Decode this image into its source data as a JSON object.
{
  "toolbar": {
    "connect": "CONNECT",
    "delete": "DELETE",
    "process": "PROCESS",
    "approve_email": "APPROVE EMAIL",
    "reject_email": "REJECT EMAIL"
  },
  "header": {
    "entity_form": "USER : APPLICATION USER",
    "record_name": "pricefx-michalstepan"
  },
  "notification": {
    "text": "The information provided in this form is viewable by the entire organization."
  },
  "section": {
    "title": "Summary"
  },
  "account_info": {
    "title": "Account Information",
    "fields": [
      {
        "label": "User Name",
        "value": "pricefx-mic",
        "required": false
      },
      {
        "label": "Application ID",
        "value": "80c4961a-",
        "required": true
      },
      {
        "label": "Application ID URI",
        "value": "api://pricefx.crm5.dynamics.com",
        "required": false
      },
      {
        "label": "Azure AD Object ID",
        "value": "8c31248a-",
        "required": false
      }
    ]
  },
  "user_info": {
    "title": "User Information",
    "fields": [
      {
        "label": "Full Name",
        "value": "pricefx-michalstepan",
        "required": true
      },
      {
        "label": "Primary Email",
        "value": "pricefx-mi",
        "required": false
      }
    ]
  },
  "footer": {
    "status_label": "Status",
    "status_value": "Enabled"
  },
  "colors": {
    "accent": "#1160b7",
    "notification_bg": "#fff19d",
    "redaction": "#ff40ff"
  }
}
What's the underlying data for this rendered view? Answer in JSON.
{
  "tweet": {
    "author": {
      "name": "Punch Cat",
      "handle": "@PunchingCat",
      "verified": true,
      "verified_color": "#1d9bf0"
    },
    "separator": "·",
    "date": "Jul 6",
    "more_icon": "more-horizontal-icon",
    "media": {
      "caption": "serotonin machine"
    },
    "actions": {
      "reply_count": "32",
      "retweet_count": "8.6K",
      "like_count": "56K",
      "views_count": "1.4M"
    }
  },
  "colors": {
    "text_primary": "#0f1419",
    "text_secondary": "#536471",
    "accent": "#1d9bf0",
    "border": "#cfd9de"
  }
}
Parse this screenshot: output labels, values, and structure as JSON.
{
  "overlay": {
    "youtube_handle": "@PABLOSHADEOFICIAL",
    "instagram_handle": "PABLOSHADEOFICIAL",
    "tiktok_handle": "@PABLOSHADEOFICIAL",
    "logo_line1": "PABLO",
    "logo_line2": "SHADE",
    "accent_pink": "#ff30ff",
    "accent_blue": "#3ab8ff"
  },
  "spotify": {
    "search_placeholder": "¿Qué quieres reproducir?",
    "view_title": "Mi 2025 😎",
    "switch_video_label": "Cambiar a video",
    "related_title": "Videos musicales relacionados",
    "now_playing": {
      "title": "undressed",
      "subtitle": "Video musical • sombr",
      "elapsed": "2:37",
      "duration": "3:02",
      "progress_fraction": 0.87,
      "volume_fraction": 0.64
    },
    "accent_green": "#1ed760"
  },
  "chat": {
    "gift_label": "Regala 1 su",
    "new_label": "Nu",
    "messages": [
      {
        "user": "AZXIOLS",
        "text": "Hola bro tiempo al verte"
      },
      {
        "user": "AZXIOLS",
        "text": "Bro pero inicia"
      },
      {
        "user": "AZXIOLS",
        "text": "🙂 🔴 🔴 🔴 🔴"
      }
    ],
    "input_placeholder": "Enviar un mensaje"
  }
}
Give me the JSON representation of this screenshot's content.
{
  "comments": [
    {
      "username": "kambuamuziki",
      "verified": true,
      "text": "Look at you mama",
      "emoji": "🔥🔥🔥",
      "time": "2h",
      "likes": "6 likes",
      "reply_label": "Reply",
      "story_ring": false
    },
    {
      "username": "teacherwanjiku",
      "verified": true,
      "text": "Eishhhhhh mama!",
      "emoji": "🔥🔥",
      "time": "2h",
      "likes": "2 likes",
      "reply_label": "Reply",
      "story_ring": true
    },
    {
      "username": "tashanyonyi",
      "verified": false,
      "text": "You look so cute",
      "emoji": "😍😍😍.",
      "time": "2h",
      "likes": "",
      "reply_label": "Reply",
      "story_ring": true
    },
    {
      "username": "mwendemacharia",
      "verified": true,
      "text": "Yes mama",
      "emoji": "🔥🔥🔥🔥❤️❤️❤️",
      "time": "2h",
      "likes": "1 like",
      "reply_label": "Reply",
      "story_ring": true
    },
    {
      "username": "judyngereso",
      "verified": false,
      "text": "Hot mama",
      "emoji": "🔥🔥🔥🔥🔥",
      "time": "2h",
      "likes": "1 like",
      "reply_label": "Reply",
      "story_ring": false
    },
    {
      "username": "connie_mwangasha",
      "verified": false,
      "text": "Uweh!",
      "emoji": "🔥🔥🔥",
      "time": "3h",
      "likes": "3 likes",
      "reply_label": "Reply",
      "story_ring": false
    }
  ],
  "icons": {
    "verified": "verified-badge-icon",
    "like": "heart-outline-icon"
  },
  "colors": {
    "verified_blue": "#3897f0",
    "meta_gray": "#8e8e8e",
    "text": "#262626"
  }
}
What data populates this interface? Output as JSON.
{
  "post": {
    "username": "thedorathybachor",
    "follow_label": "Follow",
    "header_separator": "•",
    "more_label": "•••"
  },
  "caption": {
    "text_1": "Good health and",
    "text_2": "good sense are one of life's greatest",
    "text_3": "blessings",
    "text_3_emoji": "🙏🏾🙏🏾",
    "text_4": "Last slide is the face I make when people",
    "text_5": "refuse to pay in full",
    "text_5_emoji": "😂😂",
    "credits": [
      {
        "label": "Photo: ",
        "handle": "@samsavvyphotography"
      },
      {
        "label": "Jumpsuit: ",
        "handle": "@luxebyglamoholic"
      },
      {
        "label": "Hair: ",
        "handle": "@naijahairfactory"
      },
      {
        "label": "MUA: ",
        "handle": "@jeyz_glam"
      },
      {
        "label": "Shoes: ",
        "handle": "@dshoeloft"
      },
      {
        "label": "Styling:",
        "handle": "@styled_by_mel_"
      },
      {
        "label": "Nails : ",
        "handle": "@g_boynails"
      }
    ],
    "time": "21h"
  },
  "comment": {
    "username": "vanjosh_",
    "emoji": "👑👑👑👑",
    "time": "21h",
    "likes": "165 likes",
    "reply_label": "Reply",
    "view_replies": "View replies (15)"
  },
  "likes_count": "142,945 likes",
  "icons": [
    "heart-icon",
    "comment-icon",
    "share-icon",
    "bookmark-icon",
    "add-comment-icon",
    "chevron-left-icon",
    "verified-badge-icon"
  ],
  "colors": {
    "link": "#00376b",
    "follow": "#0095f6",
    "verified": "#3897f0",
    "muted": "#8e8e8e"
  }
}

▶ _GIVEN EXERCISE_
Please output the entries above, every line exactly as it reads.

▶ _COMPLETE OUTPUT_
Decode this image into its source data as a JSON object.
{
  "toolbar": {
    "connect": "CONNECT",
    "delete": "DELETE",
    "process": "PROCESS",
    "approve_email": "APPROVE EMAIL",
    "reject_email": "REJECT EMAIL"
  },
  "header": {
    "entity_form": "USER : APPLICATION USER",
    "record_name": "pricefx-michalstepan"
  },
  "notification": {
    "text": "The information provided in this form is viewable by the entire organization."
  },
  "section": {
    "title": "Summary"
  },
  "account_info": {
    "title": "Account Information",
    "fields": [
      {
        "label": "User Name",
        "value": "pricefx-mic",
        "required": false
      },
      {
        "label": "Application ID",
        "value": "80c4961a-",
        "required": true
      },
      {
        "label": "Application ID URI",
        "value": "api://pricefx.crm5.dynamics.com",
        "required": false
      },
      {
        "label": "Azure AD Object ID",
        "value": "8c31248a-",
        "required": false
      }
    ]
  },
  "user_info": {
    "title": "User Information",
    "fields": [
      {
        "label": "Full Name",
        "value": "pricefx-michalstepan",
        "required": true
      },
      {
        "label": "Primary Email",
        "value": "pricefx-mi",
        "required": false
      }
    ]
  },
  "footer": {
    "status_label": "Status",
    "status_value": "Enabled"
  },
  "colors": {
    "accent": "#1160b7",
    "notification_bg": "#fff19d",
    "redaction": "#ff40ff"
  }
}
What's the underlying data for this rendered view? Answer in JSON.
{
  "tweet": {
    "author": {
      "name": "Punch Cat",
      "handle": "@PunchingCat",
      "verified": true,
      "verified_color": "#1d9bf0"
    },
    "separator": "·",
    "date": "Jul 6",
    "more_icon": "more-horizontal-icon",
    "media": {
      "caption": "serotonin machine"
    },
    "actions": {
      "reply_count": "32",
      "retweet_count": "8.6K",
      "like_count": "56K",
      "views_count": "1.4M"
    }
  },
  "colors": {
    "text_primary": "#0f1419",
    "text_secondary": "#536471",
    "accent": "#1d9bf0",
    "border": "#cfd9de"
  }
}
Parse this screenshot: output labels, values, and structure as JSON.
{
  "overlay": {
    "youtube_handle": "@PABLOSHADEOFICIAL",
    "instagram_handle": "PABLOSHADEOFICIAL",
    "tiktok_handle": "@PABLOSHADEOFICIAL",
    "logo_line1": "PABLO",
    "logo_line2": "SHADE",
    "accent_pink": "#ff30ff",
    "accent_blue": "#3ab8ff"
  },
  "spotify": {
    "search_placeholder": "¿Qué quieres reproducir?",
    "view_title": "Mi 2025 😎",
    "switch_video_label": "Cambiar a video",
    "related_title": "Videos musicales relacionados",
    "now_playing": {
      "title": "undressed",
      "subtitle": "Video musical • sombr",
      "elapsed": "2:37",
      "duration": "3:02",
      "progress_fraction": 0.87,
      "volume_fraction": 0.64
    },
    "accent_green": "#1ed760"
  },
  "chat": {
    "gift_label": "Regala 1 su",
    "new_label": "Nu",
    "messages": [
      {
        "user": "AZXIOLS",
        "text": "Hola bro tiempo al verte"
      },
      {
        "user": "AZXIOLS",
        "text": "Bro pero inicia"
      },
      {
        "user": "AZXIOLS",
        "text": "🙂 🔴 🔴 🔴 🔴"
      }
    ],
    "input_placeholder": "Enviar un mensaje"
  }
}
Give me the JSON representation of this screenshot's content.
{
  "comments": [
    {
      "username": "kambuamuziki",
      "verified": true,
      "text": "Look at you mama",
      "emoji": "🔥🔥🔥",
      "time": "2h",
      "likes": "6 likes",
      "reply_label": "Reply",
      "story_ring": false
    },
    {
      "username": "teacherwanjiku",
      "verified": true,
      "text": "Eishhhhhh mama!",
      "emoji": "🔥🔥",
      "time": "2h",
      "likes": "2 likes",
      "reply_label": "Reply",
      "story_ring": true
    },
    {
      "username": "tashanyonyi",
      "verified": false,
      "text": "You look so cute",
      "emoji": "😍😍😍.",
      "time": "2h",
      "likes": "",
      "reply_label": "Reply",
      "story_ring": true
    },
    {
      "username": "mwendemacharia",
      "verified": true,
      "text": "Yes mama",
      "emoji": "🔥🔥🔥🔥❤️❤️❤️",
      "time": "2h",
      "likes": "1 like",
      "reply_label": "Reply",
      "story_ring": true
    },
    {
      "username": "judyngereso",
      "verified": false,
      "text": "Hot mama",
      "emoji": "🔥🔥🔥🔥🔥",
      "time": "2h",
      "likes": "1 like",
      "reply_label": "Reply",
      "story_ring": false
    },
    {
      "username": "connie_mwangasha",
      "verified": false,
      "text": "Uweh!",
      "emoji": "🔥🔥🔥",
      "time": "3h",
      "likes": "3 likes",
      "reply_label": "Reply",
      "story_ring": false
    }
  ],
  "icons": {
    "verified": "verified-badge-icon",
    "like": "heart-outline-icon"
  },
  "colors": {
    "verified_blue": "#3897f0",
    "meta_gray": "#8e8e8e",
    "text": "#262626"
  }
}
What data populates this interface? Output as JSON.
{
  "post": {
    "username": "thedorathybachor",
    "follow_label": "Follow",
    "header_separator": "•",
    "more_label": "•••"
  },
  "caption": {
    "text_1": "Good health and",
    "text_2": "good sense are one of life's greatest",
    "text_3": "blessings",
    "text_3_emoji": "🙏🏾🙏🏾",
    "text_4": "Last slide is the face I make when people",
    "text_5": "refuse to pay in full",
    "text_5_emoji": "😂😂",
    "credits": [
      {
        "label": "Photo: ",
        "handle": "@samsavvyphotography"
      },
      {
        "label": "Jumpsuit: ",
        "handle": "@luxebyglamoholic"
      },
      {
        "label": "Hair: ",
        "handle": "@naijahairfactory"
      },
      {
        "label": "MUA: ",
        "handle": "@jeyz_glam"
      },
      {
        "label": "Shoes: ",
        "handle": "@dshoeloft"
      },
      {
        "label": "Styling:",
        "handle": "@styled_by_mel_"
      },
      {
        "label": "Nails : ",
        "handle": "@g_boynails"
      }
    ],
    "time": "21h"
  },
  "comment": {
    "username": "vanjosh_",
    "emoji": "👑👑👑👑",
    "time": "21h",
    "likes": "165 likes",
    "reply_label": "Reply",
    "view_replies": "View replies (15)"
  },
  "likes_count": "142,945 likes",
  "icons": [
    "heart-icon",
    "comment-icon",
    "share-icon",
    "bookmark-icon",
    "add-comment-icon",
    "chevron-left-icon",
    "verified-badge-icon"
  ],
  "colors": {
    "link": "#00376b",
    "follow": "#0095f6",
    "verified": "#3897f0",
    "muted": "#8e8e8e"
  }
}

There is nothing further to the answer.